- YOUR OBJECTIVE
Reproduce the records below exactly, leaving out any pictures.

- RECORDED INFORMATION
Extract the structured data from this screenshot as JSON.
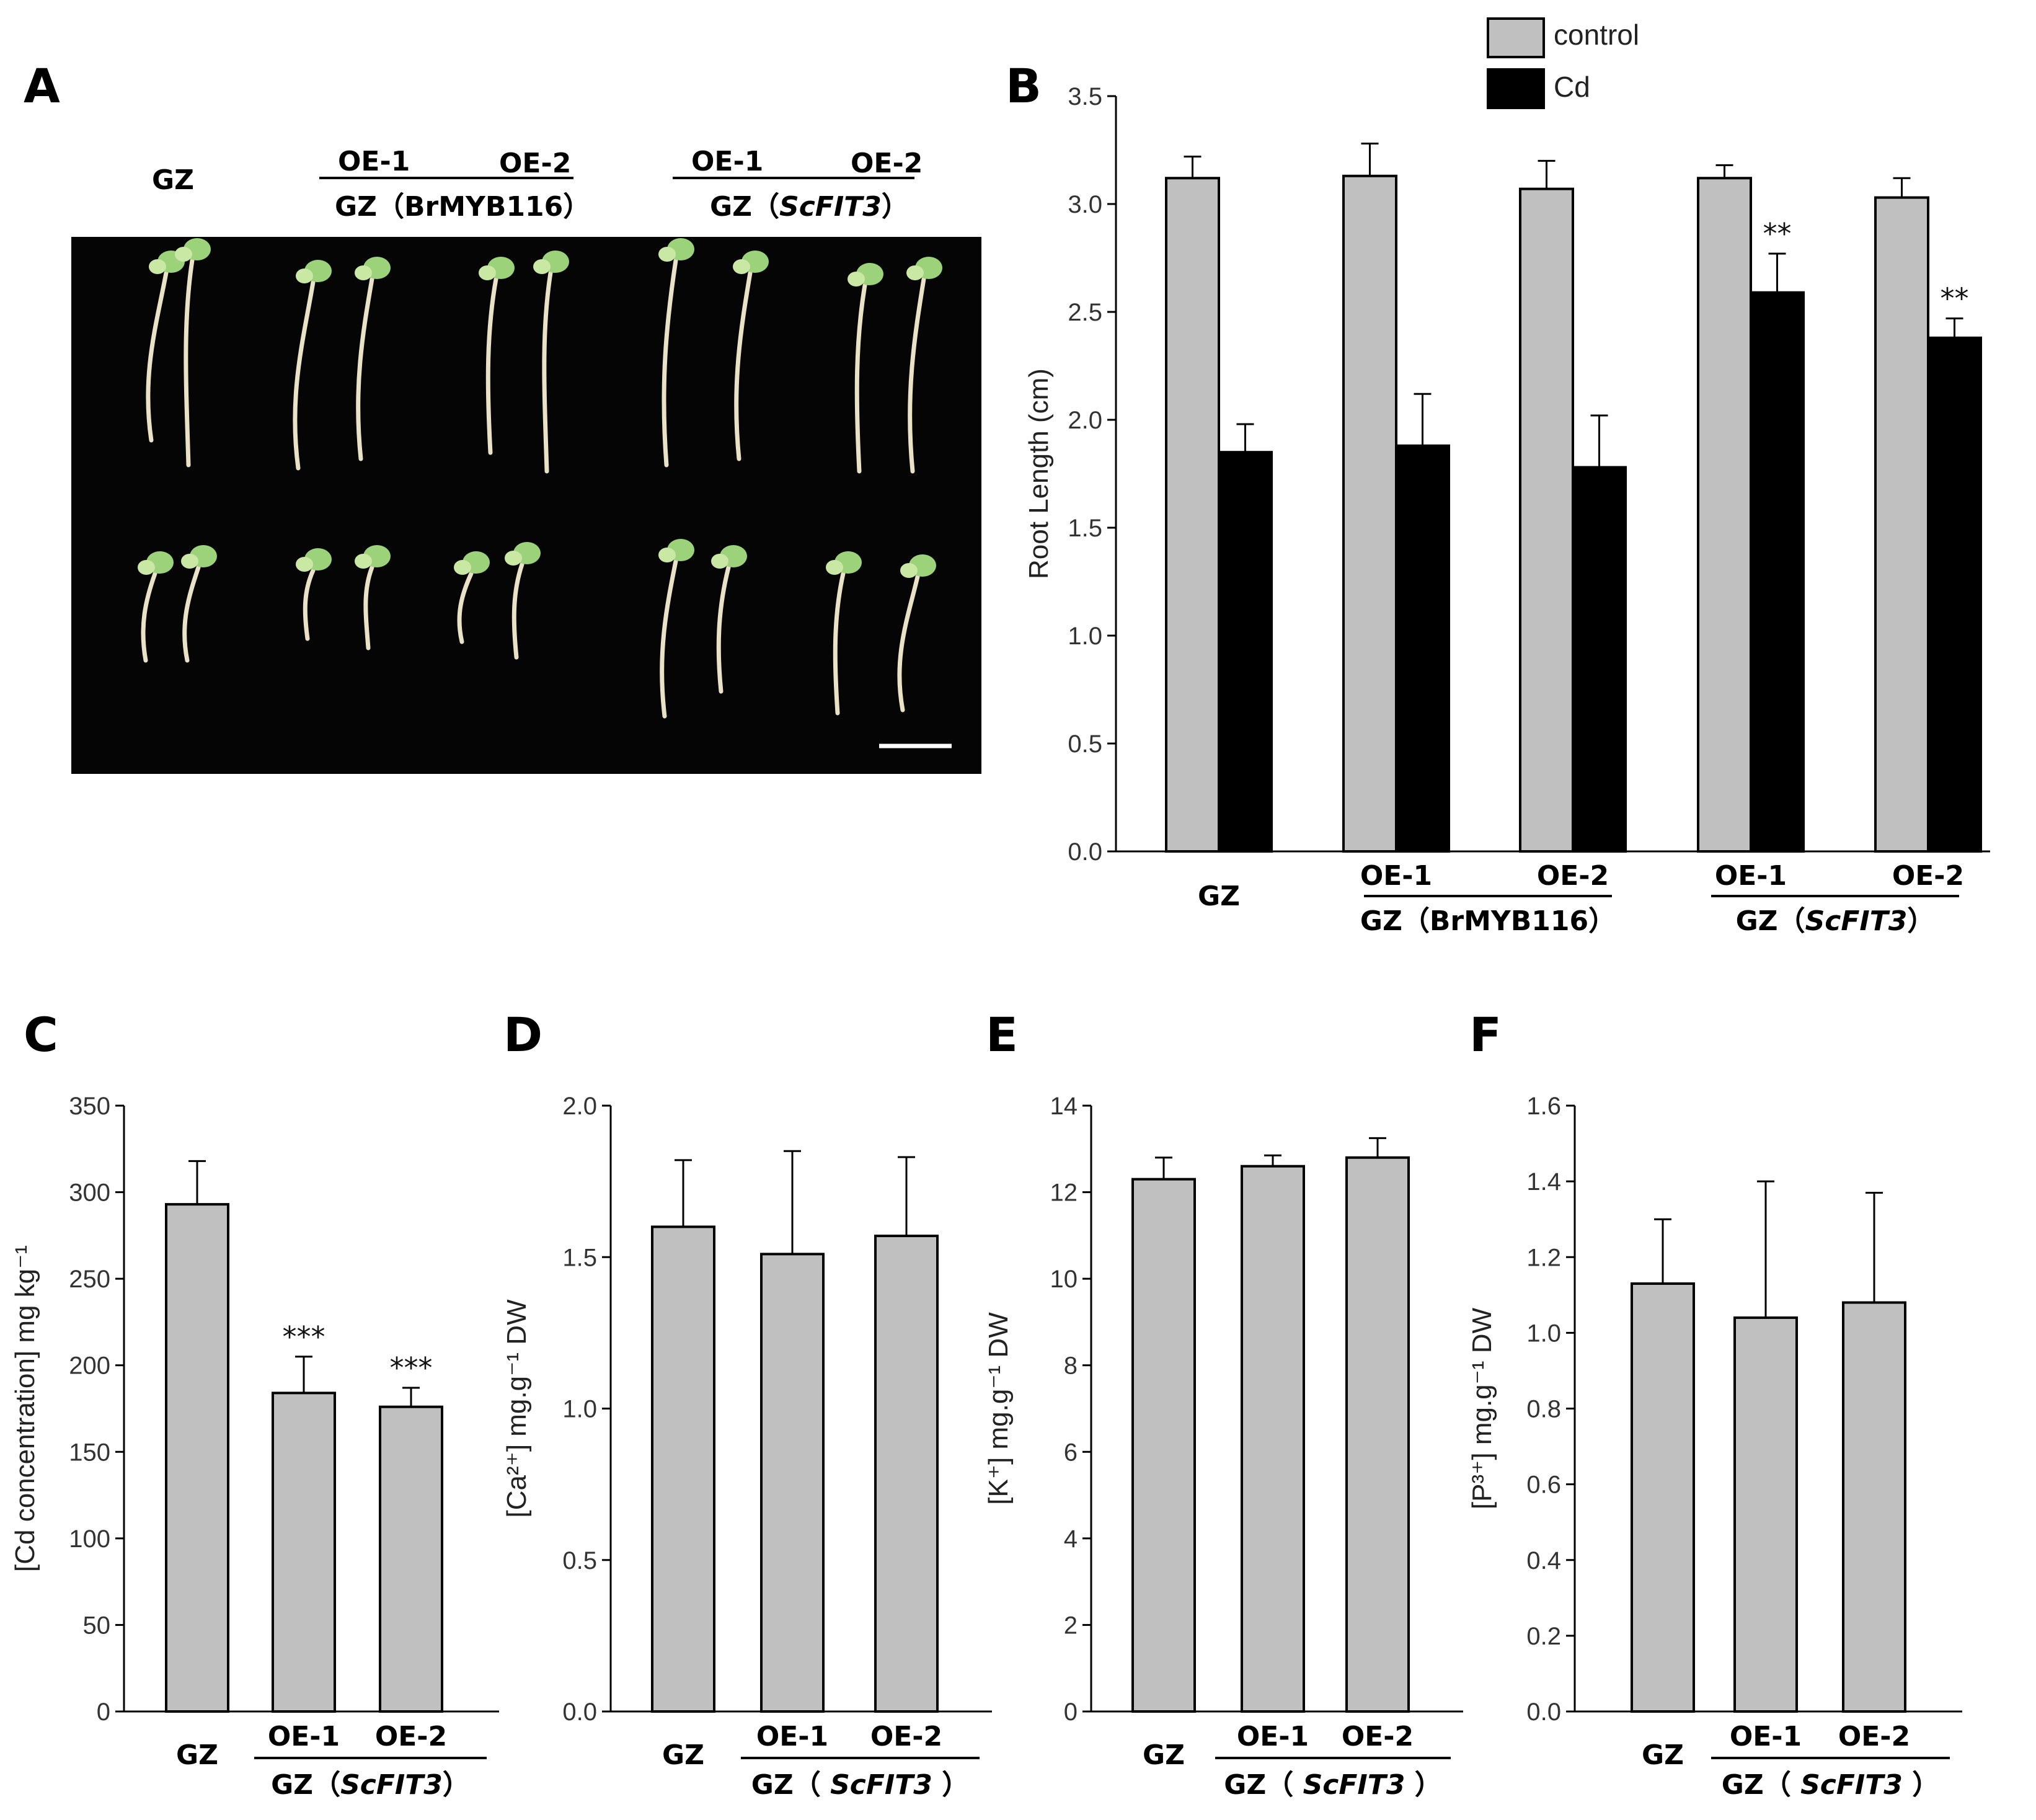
{
  "figure": {
    "panel_A": {
      "letter": "A",
      "group_labels": [
        "GZ",
        "OE-1",
        "OE-2",
        "GZ（BrMYB116）",
        "OE-1",
        "OE-2",
        "GZ（",
        "ScFIT3",
        "）"
      ]
    }
  },
  "chart_data": [
    {
      "panel": "B",
      "type": "bar",
      "categories": [
        "GZ",
        "OE-1",
        "OE-2",
        "OE-1",
        "OE-2"
      ],
      "group_labels": [
        "GZ（BrMYB116）",
        "GZ（",
        "ScFIT3",
        "）"
      ],
      "ylabel": "Root Length (cm)",
      "ylim": [
        0,
        3.5
      ],
      "yticks": [
        "0.0",
        "0.5",
        "1.0",
        "1.5",
        "2.0",
        "2.5",
        "3.0",
        "3.5"
      ],
      "legend": {
        "position": "top-right",
        "entries": [
          "control",
          "Cd"
        ]
      },
      "series": [
        {
          "name": "control",
          "color": "#c0c0c0",
          "values": [
            3.12,
            3.13,
            3.07,
            3.12,
            3.03
          ],
          "errors": [
            0.1,
            0.15,
            0.13,
            0.06,
            0.09
          ]
        },
        {
          "name": "Cd",
          "color": "#000000",
          "values": [
            1.85,
            1.88,
            1.78,
            2.59,
            2.38
          ],
          "errors": [
            0.13,
            0.24,
            0.24,
            0.18,
            0.09
          ]
        }
      ],
      "annotations": [
        "",
        "",
        "",
        "**",
        "**"
      ]
    },
    {
      "panel": "C",
      "type": "bar",
      "categories": [
        "GZ",
        "OE-1",
        "OE-2"
      ],
      "group_labels": [
        "GZ（",
        "ScFIT3",
        "）"
      ],
      "ylabel": "[Cd concentration] mg kg⁻¹",
      "ylim": [
        0,
        350
      ],
      "yticks": [
        "0",
        "50",
        "100",
        "150",
        "200",
        "250",
        "300",
        "350"
      ],
      "values": [
        293,
        184,
        176
      ],
      "errors": [
        25,
        21,
        11
      ],
      "annotations": [
        "",
        "***",
        "***"
      ],
      "color": "#c0c0c0"
    },
    {
      "panel": "D",
      "type": "bar",
      "categories": [
        "GZ",
        "OE-1",
        "OE-2"
      ],
      "group_labels": [
        "GZ（ ",
        "ScFIT3",
        " ）"
      ],
      "ylabel": "[Ca²⁺] mg.g⁻¹ DW",
      "ylim": [
        0,
        2.0
      ],
      "yticks": [
        "0.0",
        "0.5",
        "1.0",
        "1.5",
        "2.0"
      ],
      "values": [
        1.6,
        1.51,
        1.57
      ],
      "errors": [
        0.22,
        0.34,
        0.26
      ],
      "color": "#c0c0c0"
    },
    {
      "panel": "E",
      "type": "bar",
      "categories": [
        "GZ",
        "OE-1",
        "OE-2"
      ],
      "group_labels": [
        "GZ（ ",
        "ScFIT3",
        " ）"
      ],
      "ylabel": "[K⁺] mg.g⁻¹ DW",
      "ylim": [
        0,
        14
      ],
      "yticks": [
        "0",
        "2",
        "4",
        "6",
        "8",
        "10",
        "12",
        "14"
      ],
      "values": [
        12.3,
        12.6,
        12.8
      ],
      "errors": [
        0.5,
        0.25,
        0.45
      ],
      "color": "#c0c0c0"
    },
    {
      "panel": "F",
      "type": "bar",
      "categories": [
        "GZ",
        "OE-1",
        "OE-2"
      ],
      "group_labels": [
        "GZ（ ",
        "ScFIT3",
        " ）"
      ],
      "ylabel": "[P³⁺] mg.g⁻¹ DW",
      "ylim": [
        0,
        1.6
      ],
      "yticks": [
        "0.0",
        "0.2",
        "0.4",
        "0.6",
        "0.8",
        "1.0",
        "1.2",
        "1.4",
        "1.6"
      ],
      "values": [
        1.13,
        1.04,
        1.08
      ],
      "errors": [
        0.17,
        0.36,
        0.29
      ],
      "color": "#c0c0c0"
    }
  ]
}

- REPLY TO THE EXERCISE
Extract the structured data from this screenshot as JSON.
{
  "figure": {
    "panel_A": {
      "letter": "A",
      "group_labels": [
        "GZ",
        "OE-1",
        "OE-2",
        "GZ（BrMYB116）",
        "OE-1",
        "OE-2",
        "GZ（",
        "ScFIT3",
        "）"
      ]
    }
  },
  "chart_data": [
    {
      "panel": "B",
      "type": "bar",
      "categories": [
        "GZ",
        "OE-1",
        "OE-2",
        "OE-1",
        "OE-2"
      ],
      "group_labels": [
        "GZ（BrMYB116）",
        "GZ（",
        "ScFIT3",
        "）"
      ],
      "ylabel": "Root Length (cm)",
      "ylim": [
        0,
        3.5
      ],
      "yticks": [
        "0.0",
        "0.5",
        "1.0",
        "1.5",
        "2.0",
        "2.5",
        "3.0",
        "3.5"
      ],
      "legend": {
        "position": "top-right",
        "entries": [
          "control",
          "Cd"
        ]
      },
      "series": [
        {
          "name": "control",
          "color": "#c0c0c0",
          "values": [
            3.12,
            3.13,
            3.07,
            3.12,
            3.03
          ],
          "errors": [
            0.1,
            0.15,
            0.13,
            0.06,
            0.09
          ]
        },
        {
          "name": "Cd",
          "color": "#000000",
          "values": [
            1.85,
            1.88,
            1.78,
            2.59,
            2.38
          ],
          "errors": [
            0.13,
            0.24,
            0.24,
            0.18,
            0.09
          ]
        }
      ],
      "annotations": [
        "",
        "",
        "",
        "**",
        "**"
      ]
    },
    {
      "panel": "C",
      "type": "bar",
      "categories": [
        "GZ",
        "OE-1",
        "OE-2"
      ],
      "group_labels": [
        "GZ（",
        "ScFIT3",
        "）"
      ],
      "ylabel": "[Cd concentration] mg kg⁻¹",
      "ylim": [
        0,
        350
      ],
      "yticks": [
        "0",
        "50",
        "100",
        "150",
        "200",
        "250",
        "300",
        "350"
      ],
      "values": [
        293,
        184,
        176
      ],
      "errors": [
        25,
        21,
        11
      ],
      "annotations": [
        "",
        "***",
        "***"
      ],
      "color": "#c0c0c0"
    },
    {
      "panel": "D",
      "type": "bar",
      "categories": [
        "GZ",
        "OE-1",
        "OE-2"
      ],
      "group_labels": [
        "GZ（ ",
        "ScFIT3",
        " ）"
      ],
      "ylabel": "[Ca²⁺] mg.g⁻¹ DW",
      "ylim": [
        0,
        2.0
      ],
      "yticks": [
        "0.0",
        "0.5",
        "1.0",
        "1.5",
        "2.0"
      ],
      "values": [
        1.6,
        1.51,
        1.57
      ],
      "errors": [
        0.22,
        0.34,
        0.26
      ],
      "color": "#c0c0c0"
    },
    {
      "panel": "E",
      "type": "bar",
      "categories": [
        "GZ",
        "OE-1",
        "OE-2"
      ],
      "group_labels": [
        "GZ（ ",
        "ScFIT3",
        " ）"
      ],
      "ylabel": "[K⁺] mg.g⁻¹ DW",
      "ylim": [
        0,
        14
      ],
      "yticks": [
        "0",
        "2",
        "4",
        "6",
        "8",
        "10",
        "12",
        "14"
      ],
      "values": [
        12.3,
        12.6,
        12.8
      ],
      "errors": [
        0.5,
        0.25,
        0.45
      ],
      "color": "#c0c0c0"
    },
    {
      "panel": "F",
      "type": "bar",
      "categories": [
        "GZ",
        "OE-1",
        "OE-2"
      ],
      "group_labels": [
        "GZ（ ",
        "ScFIT3",
        " ）"
      ],
      "ylabel": "[P³⁺] mg.g⁻¹ DW",
      "ylim": [
        0,
        1.6
      ],
      "yticks": [
        "0.0",
        "0.2",
        "0.4",
        "0.6",
        "0.8",
        "1.0",
        "1.2",
        "1.4",
        "1.6"
      ],
      "values": [
        1.13,
        1.04,
        1.08
      ],
      "errors": [
        0.17,
        0.36,
        0.29
      ],
      "color": "#c0c0c0"
    }
  ]
}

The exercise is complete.